--- YOUR GOAL ---
Write every line out verbatim and omit the pictures.

--- Saved data entries ---
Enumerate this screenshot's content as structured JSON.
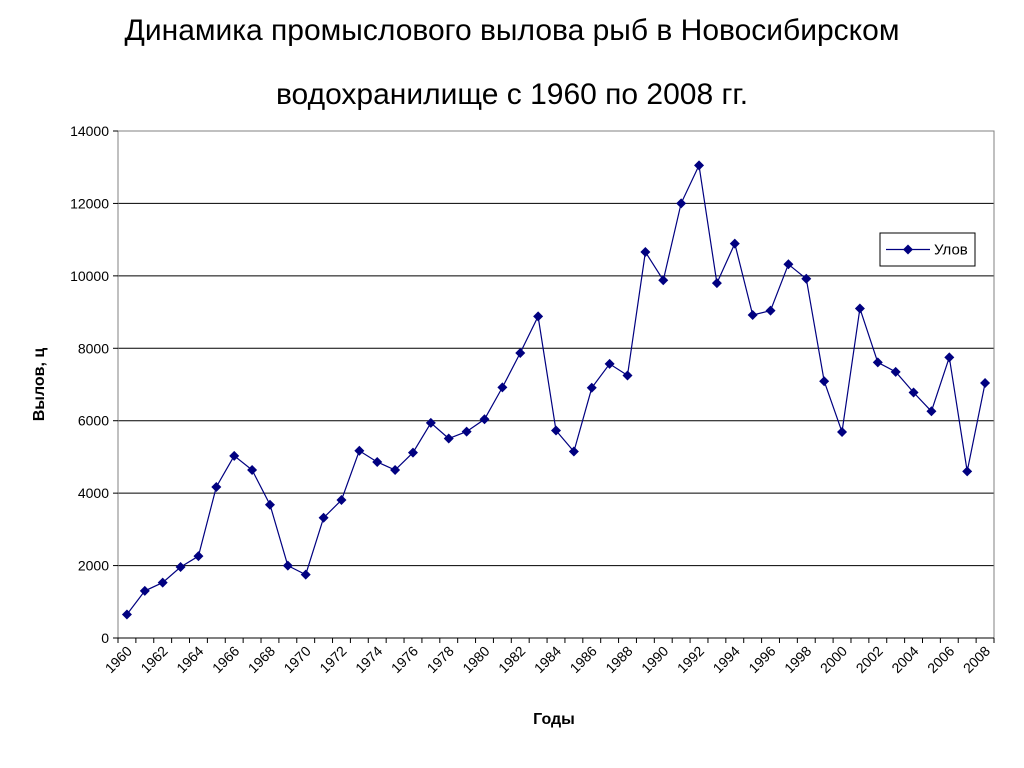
{
  "title_line1": "Динамика промыслового вылова рыб в Новосибирском",
  "title_line2": "водохранилище с 1960 по 2008 гг.",
  "chart_data": {
    "type": "line",
    "xlabel": "Годы",
    "ylabel": "Вылов, ц",
    "ylim": [
      0,
      14000
    ],
    "y_ticks": [
      0,
      2000,
      4000,
      6000,
      8000,
      10000,
      12000,
      14000
    ],
    "x_tick_labels": [
      "1960",
      "1962",
      "1964",
      "1966",
      "1968",
      "1970",
      "1972",
      "1974",
      "1976",
      "1978",
      "1980",
      "1982",
      "1984",
      "1986",
      "1988",
      "1990",
      "1992",
      "1994",
      "1996",
      "1998",
      "2000",
      "2002",
      "2004",
      "2006",
      "2008"
    ],
    "grid": "horizontal",
    "legend_position": "right",
    "series_color": "#000080",
    "series": [
      {
        "name": "Улов",
        "x": [
          1960,
          1961,
          1962,
          1963,
          1964,
          1965,
          1966,
          1967,
          1968,
          1969,
          1970,
          1971,
          1972,
          1973,
          1974,
          1975,
          1976,
          1977,
          1978,
          1979,
          1980,
          1981,
          1982,
          1983,
          1984,
          1985,
          1986,
          1987,
          1988,
          1989,
          1990,
          1991,
          1992,
          1993,
          1994,
          1995,
          1996,
          1997,
          1998,
          1999,
          2000,
          2001,
          2002,
          2003,
          2004,
          2005,
          2006,
          2007,
          2008
        ],
        "values": [
          650,
          1300,
          1530,
          1960,
          2260,
          4170,
          5030,
          4640,
          3680,
          2000,
          1750,
          3320,
          3810,
          5170,
          4860,
          4640,
          5120,
          5940,
          5510,
          5700,
          6040,
          6920,
          7870,
          8880,
          5730,
          5150,
          6910,
          7570,
          7250,
          10660,
          9880,
          12000,
          13050,
          9800,
          10890,
          8920,
          9040,
          10320,
          9920,
          7090,
          5690,
          9100,
          7610,
          7350,
          6780,
          6260,
          7750,
          4600,
          7040
        ]
      }
    ]
  }
}
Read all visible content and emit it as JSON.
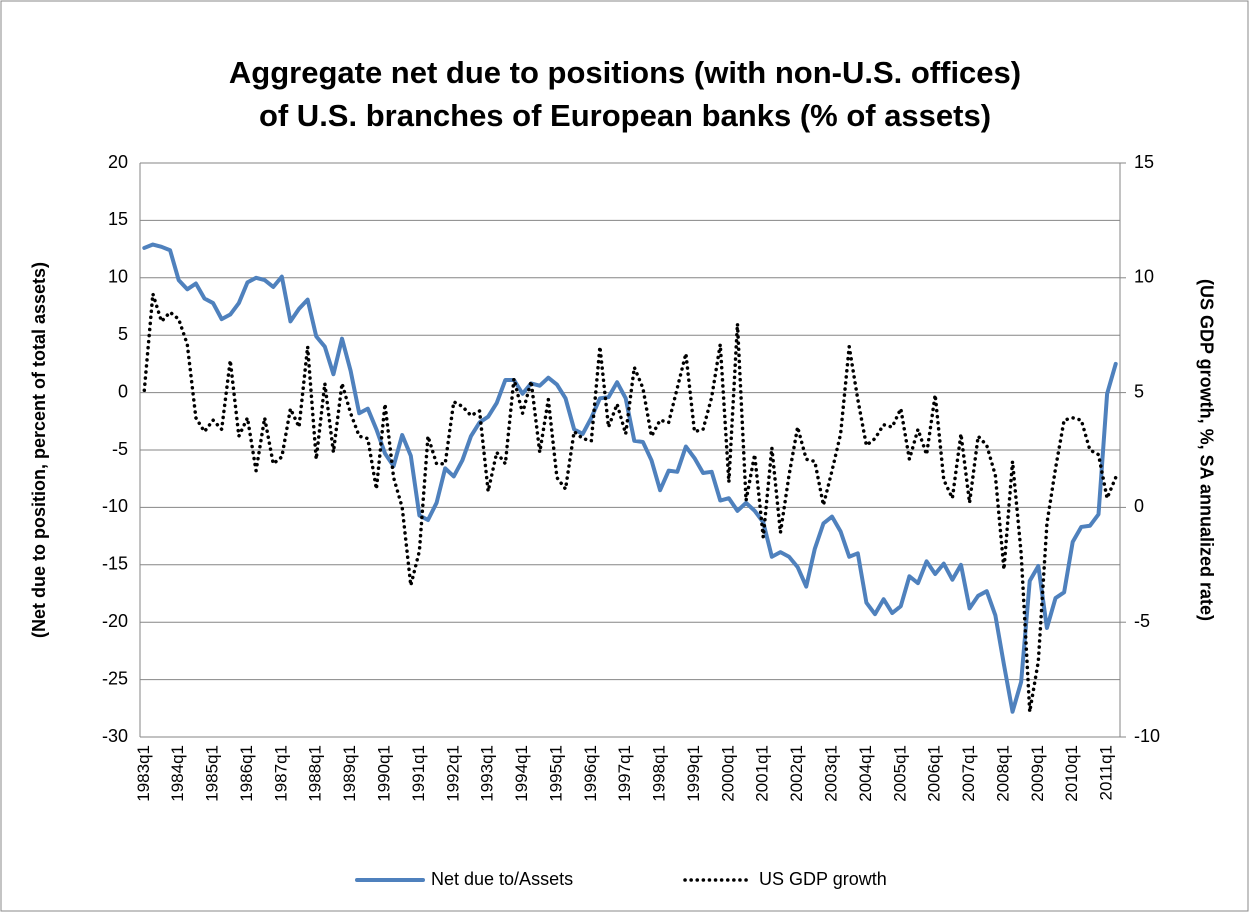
{
  "chart_data": {
    "type": "line",
    "title": [
      "Aggregate net due to positions (with non-U.S. offices)",
      "of U.S. branches of European banks (% of assets)"
    ],
    "y_label": "(Net due to position, percent of total assets)",
    "y2_label": "(US GDP growth, %, SA annualized rate)",
    "categories": [
      "1983q1",
      null,
      null,
      null,
      "1984q1",
      null,
      null,
      null,
      "1985q1",
      null,
      null,
      null,
      "1986q1",
      null,
      null,
      null,
      "1987q1",
      null,
      null,
      null,
      "1988q1",
      null,
      null,
      null,
      "1989q1",
      null,
      null,
      null,
      "1990q1",
      null,
      null,
      null,
      "1991q1",
      null,
      null,
      null,
      "1992q1",
      null,
      null,
      null,
      "1993q1",
      null,
      null,
      null,
      "1994q1",
      null,
      null,
      null,
      "1995q1",
      null,
      null,
      null,
      "1996q1",
      null,
      null,
      null,
      "1997q1",
      null,
      null,
      null,
      "1998q1",
      null,
      null,
      null,
      "1999q1",
      null,
      null,
      null,
      "2000q1",
      null,
      null,
      null,
      "2001q1",
      null,
      null,
      null,
      "2002q1",
      null,
      null,
      null,
      "2003q1",
      null,
      null,
      null,
      "2004q1",
      null,
      null,
      null,
      "2005q1",
      null,
      null,
      null,
      "2006q1",
      null,
      null,
      null,
      "2007q1",
      null,
      null,
      null,
      "2008q1",
      null,
      null,
      null,
      "2009q1",
      null,
      null,
      null,
      "2010q1",
      null,
      null,
      null,
      "2011q1",
      null
    ],
    "series": [
      {
        "name": "Net due to/Assets",
        "color": "#4f81bd",
        "axis": "y",
        "values": [
          12.6,
          12.9,
          12.7,
          12.4,
          9.8,
          9.0,
          9.5,
          8.2,
          7.8,
          6.4,
          6.8,
          7.8,
          9.6,
          10.0,
          9.8,
          9.2,
          10.1,
          6.2,
          7.3,
          8.1,
          4.9,
          4.0,
          1.6,
          4.7,
          1.9,
          -1.8,
          -1.4,
          -3.2,
          -5.3,
          -6.4,
          -3.7,
          -5.5,
          -10.7,
          -11.1,
          -9.6,
          -6.6,
          -7.3,
          -5.9,
          -3.8,
          -2.6,
          -2.1,
          -0.9,
          1.1,
          1.1,
          -0.1,
          0.8,
          0.6,
          1.3,
          0.7,
          -0.5,
          -3.2,
          -3.6,
          -2.2,
          -0.5,
          -0.4,
          0.9,
          -0.5,
          -4.2,
          -4.3,
          -5.9,
          -8.5,
          -6.8,
          -6.9,
          -4.7,
          -5.7,
          -7.0,
          -6.9,
          -9.4,
          -9.2,
          -10.3,
          -9.6,
          -10.3,
          -11.3,
          -14.3,
          -13.9,
          -14.3,
          -15.2,
          -16.9,
          -13.6,
          -11.4,
          -10.8,
          -12.1,
          -14.3,
          -14.0,
          -18.3,
          -19.3,
          -18.0,
          -19.2,
          -18.6,
          -16.0,
          -16.6,
          -14.7,
          -15.8,
          -14.9,
          -16.3,
          -15.0,
          -18.8,
          -17.7,
          -17.3,
          -19.4,
          -23.7,
          -27.8,
          -25.2,
          -16.4,
          -15.1,
          -20.5,
          -17.9,
          -17.4,
          -13.0,
          -11.7,
          -11.6,
          -10.6,
          -0.1,
          2.5
        ]
      },
      {
        "name": "US GDP growth",
        "color": "#000000",
        "axis": "y2",
        "values": [
          5.1,
          9.3,
          8.1,
          8.5,
          8.2,
          7.1,
          3.9,
          3.3,
          3.8,
          3.4,
          6.4,
          3.1,
          3.9,
          1.6,
          3.9,
          1.9,
          2.2,
          4.3,
          3.5,
          7.0,
          2.1,
          5.4,
          2.4,
          5.4,
          4.1,
          3.1,
          3.0,
          0.8,
          4.5,
          1.3,
          0.0,
          -3.4,
          -1.9,
          3.1,
          1.9,
          1.9,
          4.6,
          4.4,
          4.0,
          4.2,
          0.7,
          2.4,
          1.9,
          5.6,
          4.1,
          5.5,
          2.4,
          4.7,
          1.3,
          0.8,
          3.3,
          3.0,
          2.9,
          7.0,
          3.5,
          4.5,
          3.2,
          6.1,
          5.2,
          3.1,
          3.8,
          3.7,
          5.2,
          6.7,
          3.3,
          3.4,
          4.8,
          7.1,
          1.1,
          8.0,
          0.3,
          2.3,
          -1.3,
          2.6,
          -1.1,
          1.4,
          3.5,
          2.1,
          2.0,
          0.1,
          1.6,
          3.2,
          7.0,
          4.7,
          2.7,
          3.0,
          3.6,
          3.5,
          4.3,
          2.1,
          3.4,
          2.3,
          4.9,
          1.2,
          0.4,
          3.2,
          0.2,
          3.1,
          2.7,
          1.4,
          -2.7,
          2.0,
          -2.0,
          -8.9,
          -6.7,
          -0.7,
          1.7,
          3.8,
          3.9,
          3.8,
          2.5,
          2.3,
          0.4,
          1.3
        ]
      }
    ],
    "ylim": [
      -30,
      20
    ],
    "yticks": [
      -30,
      -25,
      -20,
      -15,
      -10,
      -5,
      0,
      5,
      10,
      15,
      20
    ],
    "y2lim": [
      -10,
      15
    ],
    "y2ticks": [
      -10,
      -5,
      0,
      5,
      10,
      15
    ],
    "grid": true,
    "legend": "bottom"
  }
}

--- ANSWER FOR THIS EXERCISE ---
Enumerate this screenshot's content as structured JSON.
{
  "title_line1": "Динамика промыслового вылова рыб в Новосибирском",
  "title_line2": "водохранилище с 1960 по 2008 гг.",
  "chart_data": {
    "type": "line",
    "xlabel": "Годы",
    "ylabel": "Вылов, ц",
    "ylim": [
      0,
      14000
    ],
    "y_ticks": [
      0,
      2000,
      4000,
      6000,
      8000,
      10000,
      12000,
      14000
    ],
    "x_tick_labels": [
      "1960",
      "1962",
      "1964",
      "1966",
      "1968",
      "1970",
      "1972",
      "1974",
      "1976",
      "1978",
      "1980",
      "1982",
      "1984",
      "1986",
      "1988",
      "1990",
      "1992",
      "1994",
      "1996",
      "1998",
      "2000",
      "2002",
      "2004",
      "2006",
      "2008"
    ],
    "grid": "horizontal",
    "legend_position": "right",
    "series_color": "#000080",
    "series": [
      {
        "name": "Улов",
        "x": [
          1960,
          1961,
          1962,
          1963,
          1964,
          1965,
          1966,
          1967,
          1968,
          1969,
          1970,
          1971,
          1972,
          1973,
          1974,
          1975,
          1976,
          1977,
          1978,
          1979,
          1980,
          1981,
          1982,
          1983,
          1984,
          1985,
          1986,
          1987,
          1988,
          1989,
          1990,
          1991,
          1992,
          1993,
          1994,
          1995,
          1996,
          1997,
          1998,
          1999,
          2000,
          2001,
          2002,
          2003,
          2004,
          2005,
          2006,
          2007,
          2008
        ],
        "values": [
          650,
          1300,
          1530,
          1960,
          2260,
          4170,
          5030,
          4640,
          3680,
          2000,
          1750,
          3320,
          3810,
          5170,
          4860,
          4640,
          5120,
          5940,
          5510,
          5700,
          6040,
          6920,
          7870,
          8880,
          5730,
          5150,
          6910,
          7570,
          7250,
          10660,
          9880,
          12000,
          13050,
          9800,
          10890,
          8920,
          9040,
          10320,
          9920,
          7090,
          5690,
          9100,
          7610,
          7350,
          6780,
          6260,
          7750,
          4600,
          7040
        ]
      }
    ]
  }
}
Read all visible content and emit it as JSON.
{
  "chart_data": {
    "type": "line",
    "title": [
      "Aggregate net due to positions (with non-U.S. offices)",
      "of U.S. branches of European banks (% of assets)"
    ],
    "y_label": "(Net due to position, percent of total assets)",
    "y2_label": "(US GDP growth, %, SA annualized rate)",
    "categories": [
      "1983q1",
      null,
      null,
      null,
      "1984q1",
      null,
      null,
      null,
      "1985q1",
      null,
      null,
      null,
      "1986q1",
      null,
      null,
      null,
      "1987q1",
      null,
      null,
      null,
      "1988q1",
      null,
      null,
      null,
      "1989q1",
      null,
      null,
      null,
      "1990q1",
      null,
      null,
      null,
      "1991q1",
      null,
      null,
      null,
      "1992q1",
      null,
      null,
      null,
      "1993q1",
      null,
      null,
      null,
      "1994q1",
      null,
      null,
      null,
      "1995q1",
      null,
      null,
      null,
      "1996q1",
      null,
      null,
      null,
      "1997q1",
      null,
      null,
      null,
      "1998q1",
      null,
      null,
      null,
      "1999q1",
      null,
      null,
      null,
      "2000q1",
      null,
      null,
      null,
      "2001q1",
      null,
      null,
      null,
      "2002q1",
      null,
      null,
      null,
      "2003q1",
      null,
      null,
      null,
      "2004q1",
      null,
      null,
      null,
      "2005q1",
      null,
      null,
      null,
      "2006q1",
      null,
      null,
      null,
      "2007q1",
      null,
      null,
      null,
      "2008q1",
      null,
      null,
      null,
      "2009q1",
      null,
      null,
      null,
      "2010q1",
      null,
      null,
      null,
      "2011q1",
      null
    ],
    "series": [
      {
        "name": "Net due to/Assets",
        "color": "#4f81bd",
        "axis": "y",
        "values": [
          12.6,
          12.9,
          12.7,
          12.4,
          9.8,
          9.0,
          9.5,
          8.2,
          7.8,
          6.4,
          6.8,
          7.8,
          9.6,
          10.0,
          9.8,
          9.2,
          10.1,
          6.2,
          7.3,
          8.1,
          4.9,
          4.0,
          1.6,
          4.7,
          1.9,
          -1.8,
          -1.4,
          -3.2,
          -5.3,
          -6.4,
          -3.7,
          -5.5,
          -10.7,
          -11.1,
          -9.6,
          -6.6,
          -7.3,
          -5.9,
          -3.8,
          -2.6,
          -2.1,
          -0.9,
          1.1,
          1.1,
          -0.1,
          0.8,
          0.6,
          1.3,
          0.7,
          -0.5,
          -3.2,
          -3.6,
          -2.2,
          -0.5,
          -0.4,
          0.9,
          -0.5,
          -4.2,
          -4.3,
          -5.9,
          -8.5,
          -6.8,
          -6.9,
          -4.7,
          -5.7,
          -7.0,
          -6.9,
          -9.4,
          -9.2,
          -10.3,
          -9.6,
          -10.3,
          -11.3,
          -14.3,
          -13.9,
          -14.3,
          -15.2,
          -16.9,
          -13.6,
          -11.4,
          -10.8,
          -12.1,
          -14.3,
          -14.0,
          -18.3,
          -19.3,
          -18.0,
          -19.2,
          -18.6,
          -16.0,
          -16.6,
          -14.7,
          -15.8,
          -14.9,
          -16.3,
          -15.0,
          -18.8,
          -17.7,
          -17.3,
          -19.4,
          -23.7,
          -27.8,
          -25.2,
          -16.4,
          -15.1,
          -20.5,
          -17.9,
          -17.4,
          -13.0,
          -11.7,
          -11.6,
          -10.6,
          -0.1,
          2.5
        ]
      },
      {
        "name": "US GDP growth",
        "color": "#000000",
        "axis": "y2",
        "values": [
          5.1,
          9.3,
          8.1,
          8.5,
          8.2,
          7.1,
          3.9,
          3.3,
          3.8,
          3.4,
          6.4,
          3.1,
          3.9,
          1.6,
          3.9,
          1.9,
          2.2,
          4.3,
          3.5,
          7.0,
          2.1,
          5.4,
          2.4,
          5.4,
          4.1,
          3.1,
          3.0,
          0.8,
          4.5,
          1.3,
          0.0,
          -3.4,
          -1.9,
          3.1,
          1.9,
          1.9,
          4.6,
          4.4,
          4.0,
          4.2,
          0.7,
          2.4,
          1.9,
          5.6,
          4.1,
          5.5,
          2.4,
          4.7,
          1.3,
          0.8,
          3.3,
          3.0,
          2.9,
          7.0,
          3.5,
          4.5,
          3.2,
          6.1,
          5.2,
          3.1,
          3.8,
          3.7,
          5.2,
          6.7,
          3.3,
          3.4,
          4.8,
          7.1,
          1.1,
          8.0,
          0.3,
          2.3,
          -1.3,
          2.6,
          -1.1,
          1.4,
          3.5,
          2.1,
          2.0,
          0.1,
          1.6,
          3.2,
          7.0,
          4.7,
          2.7,
          3.0,
          3.6,
          3.5,
          4.3,
          2.1,
          3.4,
          2.3,
          4.9,
          1.2,
          0.4,
          3.2,
          0.2,
          3.1,
          2.7,
          1.4,
          -2.7,
          2.0,
          -2.0,
          -8.9,
          -6.7,
          -0.7,
          1.7,
          3.8,
          3.9,
          3.8,
          2.5,
          2.3,
          0.4,
          1.3
        ]
      }
    ],
    "ylim": [
      -30,
      20
    ],
    "yticks": [
      -30,
      -25,
      -20,
      -15,
      -10,
      -5,
      0,
      5,
      10,
      15,
      20
    ],
    "y2lim": [
      -10,
      15
    ],
    "y2ticks": [
      -10,
      -5,
      0,
      5,
      10,
      15
    ],
    "grid": true,
    "legend": "bottom"
  }
}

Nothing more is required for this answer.